◆ EXTRAIT FOURNI:
Pure folie. C’est ainsi qu’un écrivain sioniste, partisan de l’engloutissement de tous les Territoires palestiniens, a qualifié la « loi nationale » que l’extrême droite a réussi à faire passer à la Knesset le 19 juillet dernier. Cette loi qui élève Israël au statut d’« Etat-nation du peuple juif », autrement dit un Etat exclusivement pour les juifs.

Ces propos soulignent l’existence d’une polémique autour de cette loi entre ceux qui se considèrent comme les représentants du « sionisme biblique » et qui l’ont défendue à la Knesset et ceux qui se revendiquent du « sionisme libéral » et qui s’y sont opposés. C’est d’ailleurs pourquoi la loi a été votée avec seulement 62 voix de l’ensemble des 120 membres de la Knesset.

En effet, de nombreux Israéliens, parmi ceux qui rejettent la loi en question et qui craignent ses répercussions négatives sur l’avenir d’Israël, se demandent pourquoi tant d’enthousiasme pour une loi discriminatoire alors que la discrimination contre les Palestiniens est pratiquée déjà dans ses formes les plus sévères depuis 70 ans.

Les pères fondateurs, et surtout David Ben Gourion, ont pris soin de faire en sorte que la Déclaration d’indépendance de l’Etat d’Israël comprenne des principes humanistes et respectueux du peuple palestinien, dans une tentative intelligente de la rendre conforme aux valeurs de la Déclaration universelle des droits de l’homme et à la Charte des Nations-Unies, afin qu’Israël puisse obtenir une reconnaissance internationale. Ils y sont parvenus, alors même qu’ils pratiquaient les pires formes de violations des droits humains des Palestiniens.

Pourquoi donc s’obstiner à faire passer une loi raciste qui risque de créer un front d’opposition internationale ? Plusieurs réponses se présentent. Nous aussi nous devons essayer de trouver la réponse parce que celle-ci nous permettra de déterminer la façon dont nous allons réagir.

Nous pouvons considérer deux hypothèses pour élucider les motifs derrière cette loi. La première, simpliste, se limite à la concurrence politique et électorale entre les courants de la droite extrême, qui se disputent les voix des ultra-orthodoxes, notamment le Likoud, dirigé par Benyamin Netanyahu, et le parti nationaliste religieux Foyer juif, dirigé par Naftali Bennett.

L’autre hypothèse, plus réaliste, est que les dirigeants de l’extrême droite, fortement représentés au cabinet israélien restreint, ont réalisé que la conjoncture régionale actuelle offre l’occasion à Israël pour s’imposer comme « Etat juif », parachever la judaïsation de la Cisjordanie et concrétiser le « plan de paix » du président américain, Donald Trump.

Les auteurs soulignent que ce constat a amené ces deux responsables à travailler étroitement avec le nouvel ambassadeur américain en Israël, David Friedman, pour capitaliser sur cette convergence d’intérêts et faire avancer le plan de paix du président Trump, désormais appelé « l’accord du siècle ».

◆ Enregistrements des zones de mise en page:
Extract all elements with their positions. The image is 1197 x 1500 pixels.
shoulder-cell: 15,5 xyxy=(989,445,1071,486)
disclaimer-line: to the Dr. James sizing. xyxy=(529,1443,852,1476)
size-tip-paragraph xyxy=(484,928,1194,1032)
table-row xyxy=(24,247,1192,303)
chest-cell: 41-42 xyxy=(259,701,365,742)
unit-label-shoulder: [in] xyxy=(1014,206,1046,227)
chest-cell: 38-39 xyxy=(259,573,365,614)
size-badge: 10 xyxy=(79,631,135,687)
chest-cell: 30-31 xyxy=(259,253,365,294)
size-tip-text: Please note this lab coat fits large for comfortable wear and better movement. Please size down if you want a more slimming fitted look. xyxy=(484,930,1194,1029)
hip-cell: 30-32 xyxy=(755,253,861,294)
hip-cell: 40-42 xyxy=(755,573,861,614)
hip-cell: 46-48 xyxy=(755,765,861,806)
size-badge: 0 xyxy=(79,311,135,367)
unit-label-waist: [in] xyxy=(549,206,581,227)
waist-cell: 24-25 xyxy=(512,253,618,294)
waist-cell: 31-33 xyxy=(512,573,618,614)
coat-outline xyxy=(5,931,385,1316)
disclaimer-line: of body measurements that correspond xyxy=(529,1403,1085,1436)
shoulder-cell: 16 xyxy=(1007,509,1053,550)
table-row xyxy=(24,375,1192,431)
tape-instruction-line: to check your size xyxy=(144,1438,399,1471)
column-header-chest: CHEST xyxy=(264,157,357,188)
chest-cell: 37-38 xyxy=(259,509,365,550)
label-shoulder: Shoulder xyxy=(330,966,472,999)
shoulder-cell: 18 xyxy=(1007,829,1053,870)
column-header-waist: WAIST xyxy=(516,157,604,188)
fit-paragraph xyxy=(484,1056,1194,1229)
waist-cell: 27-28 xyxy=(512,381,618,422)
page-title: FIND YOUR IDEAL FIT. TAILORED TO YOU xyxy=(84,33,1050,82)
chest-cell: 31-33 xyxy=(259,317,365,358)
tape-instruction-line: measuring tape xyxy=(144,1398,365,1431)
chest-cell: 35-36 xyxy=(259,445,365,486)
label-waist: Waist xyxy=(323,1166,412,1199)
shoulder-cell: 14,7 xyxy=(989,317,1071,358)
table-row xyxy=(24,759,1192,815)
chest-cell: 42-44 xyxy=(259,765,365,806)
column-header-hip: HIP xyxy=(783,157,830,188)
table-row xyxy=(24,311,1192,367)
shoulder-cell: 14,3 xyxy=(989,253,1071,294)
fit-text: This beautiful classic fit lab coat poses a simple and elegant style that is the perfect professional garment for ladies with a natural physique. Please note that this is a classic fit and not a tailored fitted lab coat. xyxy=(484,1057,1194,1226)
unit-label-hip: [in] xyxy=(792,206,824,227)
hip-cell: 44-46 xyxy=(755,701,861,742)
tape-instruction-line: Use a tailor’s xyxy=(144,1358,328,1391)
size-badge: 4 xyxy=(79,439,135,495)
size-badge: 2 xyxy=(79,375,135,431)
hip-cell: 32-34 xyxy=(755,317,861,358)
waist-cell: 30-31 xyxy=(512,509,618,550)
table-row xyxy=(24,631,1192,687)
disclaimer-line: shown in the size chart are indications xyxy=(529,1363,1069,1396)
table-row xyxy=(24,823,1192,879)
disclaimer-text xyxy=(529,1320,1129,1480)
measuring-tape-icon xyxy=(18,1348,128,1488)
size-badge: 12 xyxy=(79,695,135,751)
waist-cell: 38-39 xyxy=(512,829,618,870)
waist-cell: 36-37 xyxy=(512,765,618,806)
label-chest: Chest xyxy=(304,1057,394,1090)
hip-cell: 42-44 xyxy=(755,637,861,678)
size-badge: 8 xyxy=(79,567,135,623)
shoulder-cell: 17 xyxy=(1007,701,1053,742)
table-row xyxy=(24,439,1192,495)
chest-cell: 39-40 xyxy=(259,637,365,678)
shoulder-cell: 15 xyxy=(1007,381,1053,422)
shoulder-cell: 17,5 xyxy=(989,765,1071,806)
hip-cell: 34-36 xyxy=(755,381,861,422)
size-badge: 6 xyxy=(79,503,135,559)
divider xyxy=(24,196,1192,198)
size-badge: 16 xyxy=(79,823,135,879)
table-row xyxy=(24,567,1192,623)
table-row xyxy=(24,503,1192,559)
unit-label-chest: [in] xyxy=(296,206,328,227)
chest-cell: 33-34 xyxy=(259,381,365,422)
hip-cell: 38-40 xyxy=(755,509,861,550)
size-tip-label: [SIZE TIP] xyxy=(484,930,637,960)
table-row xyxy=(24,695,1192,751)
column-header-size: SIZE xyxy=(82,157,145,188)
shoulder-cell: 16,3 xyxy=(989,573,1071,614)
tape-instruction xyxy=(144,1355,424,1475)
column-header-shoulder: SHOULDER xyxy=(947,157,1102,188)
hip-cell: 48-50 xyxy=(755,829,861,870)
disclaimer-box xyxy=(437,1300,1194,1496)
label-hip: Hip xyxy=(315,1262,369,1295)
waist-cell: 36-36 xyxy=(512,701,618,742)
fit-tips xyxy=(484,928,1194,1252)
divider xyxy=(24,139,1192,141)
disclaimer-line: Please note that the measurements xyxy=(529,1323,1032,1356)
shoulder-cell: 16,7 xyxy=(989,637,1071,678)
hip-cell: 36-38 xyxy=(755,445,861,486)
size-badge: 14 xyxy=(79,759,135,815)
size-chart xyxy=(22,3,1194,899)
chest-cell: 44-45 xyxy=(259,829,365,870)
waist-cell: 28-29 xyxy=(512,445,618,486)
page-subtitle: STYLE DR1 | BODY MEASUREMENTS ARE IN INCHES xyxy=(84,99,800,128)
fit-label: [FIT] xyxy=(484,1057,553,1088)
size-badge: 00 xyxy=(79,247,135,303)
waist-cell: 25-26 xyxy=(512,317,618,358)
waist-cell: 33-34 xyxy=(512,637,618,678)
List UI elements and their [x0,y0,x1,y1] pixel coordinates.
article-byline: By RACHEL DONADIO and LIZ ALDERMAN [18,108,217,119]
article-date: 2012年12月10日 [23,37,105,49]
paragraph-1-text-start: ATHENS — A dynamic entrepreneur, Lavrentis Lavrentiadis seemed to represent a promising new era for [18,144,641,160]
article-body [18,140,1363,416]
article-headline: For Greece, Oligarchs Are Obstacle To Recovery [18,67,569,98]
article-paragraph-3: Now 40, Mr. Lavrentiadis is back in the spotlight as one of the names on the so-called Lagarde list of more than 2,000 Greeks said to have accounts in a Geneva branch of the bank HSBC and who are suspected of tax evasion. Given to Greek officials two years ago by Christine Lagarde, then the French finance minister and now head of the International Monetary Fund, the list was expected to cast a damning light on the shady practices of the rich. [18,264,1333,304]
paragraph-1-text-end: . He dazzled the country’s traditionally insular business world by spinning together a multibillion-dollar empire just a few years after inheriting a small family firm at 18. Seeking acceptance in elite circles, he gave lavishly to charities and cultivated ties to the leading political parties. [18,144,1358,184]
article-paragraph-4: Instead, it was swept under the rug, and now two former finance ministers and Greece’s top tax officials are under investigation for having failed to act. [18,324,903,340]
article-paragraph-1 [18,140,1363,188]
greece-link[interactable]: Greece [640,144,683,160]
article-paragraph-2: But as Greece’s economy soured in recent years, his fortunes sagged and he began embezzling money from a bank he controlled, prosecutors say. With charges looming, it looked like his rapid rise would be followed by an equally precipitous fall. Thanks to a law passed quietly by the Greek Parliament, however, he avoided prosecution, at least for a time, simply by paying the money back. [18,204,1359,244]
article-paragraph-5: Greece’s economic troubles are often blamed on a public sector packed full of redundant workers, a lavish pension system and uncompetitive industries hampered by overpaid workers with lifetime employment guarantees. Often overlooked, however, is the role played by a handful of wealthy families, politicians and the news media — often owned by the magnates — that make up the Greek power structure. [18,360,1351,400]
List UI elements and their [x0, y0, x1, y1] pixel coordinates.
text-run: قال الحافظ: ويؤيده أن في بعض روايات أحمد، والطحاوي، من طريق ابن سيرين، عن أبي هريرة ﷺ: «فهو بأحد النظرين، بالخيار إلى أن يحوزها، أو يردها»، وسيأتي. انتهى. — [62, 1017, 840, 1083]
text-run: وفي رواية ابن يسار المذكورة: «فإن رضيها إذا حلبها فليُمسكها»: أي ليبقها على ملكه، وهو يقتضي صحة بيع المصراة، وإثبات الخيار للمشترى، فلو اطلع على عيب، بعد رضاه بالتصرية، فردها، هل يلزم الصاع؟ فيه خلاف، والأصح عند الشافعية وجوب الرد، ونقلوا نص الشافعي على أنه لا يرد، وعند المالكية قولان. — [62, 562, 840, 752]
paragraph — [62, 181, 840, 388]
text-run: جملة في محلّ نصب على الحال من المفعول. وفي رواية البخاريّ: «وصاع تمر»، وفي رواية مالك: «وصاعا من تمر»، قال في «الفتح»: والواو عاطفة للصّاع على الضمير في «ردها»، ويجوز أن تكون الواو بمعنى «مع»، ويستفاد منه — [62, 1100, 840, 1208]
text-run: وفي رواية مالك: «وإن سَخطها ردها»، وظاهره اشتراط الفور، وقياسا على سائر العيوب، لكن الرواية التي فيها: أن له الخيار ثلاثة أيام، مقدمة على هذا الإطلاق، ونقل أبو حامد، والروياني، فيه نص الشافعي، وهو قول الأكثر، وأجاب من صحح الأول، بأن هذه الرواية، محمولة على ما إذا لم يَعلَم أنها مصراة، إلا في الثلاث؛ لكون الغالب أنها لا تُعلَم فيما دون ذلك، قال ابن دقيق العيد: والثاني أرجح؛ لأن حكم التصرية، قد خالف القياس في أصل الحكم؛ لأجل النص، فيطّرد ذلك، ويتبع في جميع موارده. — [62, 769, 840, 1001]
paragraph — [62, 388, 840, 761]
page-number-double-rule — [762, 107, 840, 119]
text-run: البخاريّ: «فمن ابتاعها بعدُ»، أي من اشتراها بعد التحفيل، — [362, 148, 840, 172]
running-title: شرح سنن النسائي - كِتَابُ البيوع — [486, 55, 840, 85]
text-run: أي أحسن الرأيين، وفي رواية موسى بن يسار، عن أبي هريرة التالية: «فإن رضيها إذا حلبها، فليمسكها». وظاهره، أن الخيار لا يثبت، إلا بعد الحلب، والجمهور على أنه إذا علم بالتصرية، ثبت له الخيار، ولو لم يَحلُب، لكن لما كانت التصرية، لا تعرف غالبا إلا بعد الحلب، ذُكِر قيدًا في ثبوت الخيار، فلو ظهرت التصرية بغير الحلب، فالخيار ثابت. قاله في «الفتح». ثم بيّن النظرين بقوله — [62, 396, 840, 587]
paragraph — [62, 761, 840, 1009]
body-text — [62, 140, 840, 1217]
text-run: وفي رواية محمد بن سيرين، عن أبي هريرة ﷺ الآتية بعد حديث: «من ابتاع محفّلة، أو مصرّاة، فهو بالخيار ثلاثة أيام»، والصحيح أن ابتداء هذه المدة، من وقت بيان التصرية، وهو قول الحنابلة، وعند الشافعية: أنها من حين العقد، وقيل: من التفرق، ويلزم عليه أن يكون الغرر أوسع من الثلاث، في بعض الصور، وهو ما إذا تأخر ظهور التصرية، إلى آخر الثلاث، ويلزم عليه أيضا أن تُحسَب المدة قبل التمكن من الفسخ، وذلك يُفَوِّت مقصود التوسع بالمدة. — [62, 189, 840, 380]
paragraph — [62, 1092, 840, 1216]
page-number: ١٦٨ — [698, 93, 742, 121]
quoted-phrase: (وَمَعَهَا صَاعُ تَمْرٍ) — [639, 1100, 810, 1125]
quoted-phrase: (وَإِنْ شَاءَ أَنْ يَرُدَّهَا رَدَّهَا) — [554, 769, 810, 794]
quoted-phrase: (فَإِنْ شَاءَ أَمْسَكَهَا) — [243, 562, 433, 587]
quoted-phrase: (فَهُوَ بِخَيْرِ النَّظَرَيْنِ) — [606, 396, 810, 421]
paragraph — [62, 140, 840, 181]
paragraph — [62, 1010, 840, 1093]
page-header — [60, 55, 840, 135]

◆ EXERCICES:
(a) D'après l'extrait fourni, avec combien de voix la loi nationale a-t-elle été votée à la Knesset ?
(b) Recopiez à l'identique les enregistrements, du début jusqu'à la ligne contenant « unit-label-waist: [in] xyxy=(549,206,581,227) », celle-ci incluse.

◆ CORRIGÉS:
(a) Avec seulement 62 voix sur les 120 membres de la Knesset.

(b)
Extract all elements with their positions. The image is 1197 x 1500 pixels.
shoulder-cell: 15,5 xyxy=(989,445,1071,486)
disclaimer-line: to the Dr. James sizing. xyxy=(529,1443,852,1476)
size-tip-paragraph xyxy=(484,928,1194,1032)
table-row xyxy=(24,247,1192,303)
chest-cell: 41-42 xyxy=(259,701,365,742)
unit-label-shoulder: [in] xyxy=(1014,206,1046,227)
chest-cell: 38-39 xyxy=(259,573,365,614)
size-badge: 10 xyxy=(79,631,135,687)
chest-cell: 30-31 xyxy=(259,253,365,294)
size-tip-text: Please note this lab coat fits large for comfortable wear and better movement. Please size down if you want a more slimming fitted look. xyxy=(484,930,1194,1029)
hip-cell: 30-32 xyxy=(755,253,861,294)
hip-cell: 40-42 xyxy=(755,573,861,614)
hip-cell: 46-48 xyxy=(755,765,861,806)
size-badge: 0 xyxy=(79,311,135,367)
unit-label-waist: [in] xyxy=(549,206,581,227)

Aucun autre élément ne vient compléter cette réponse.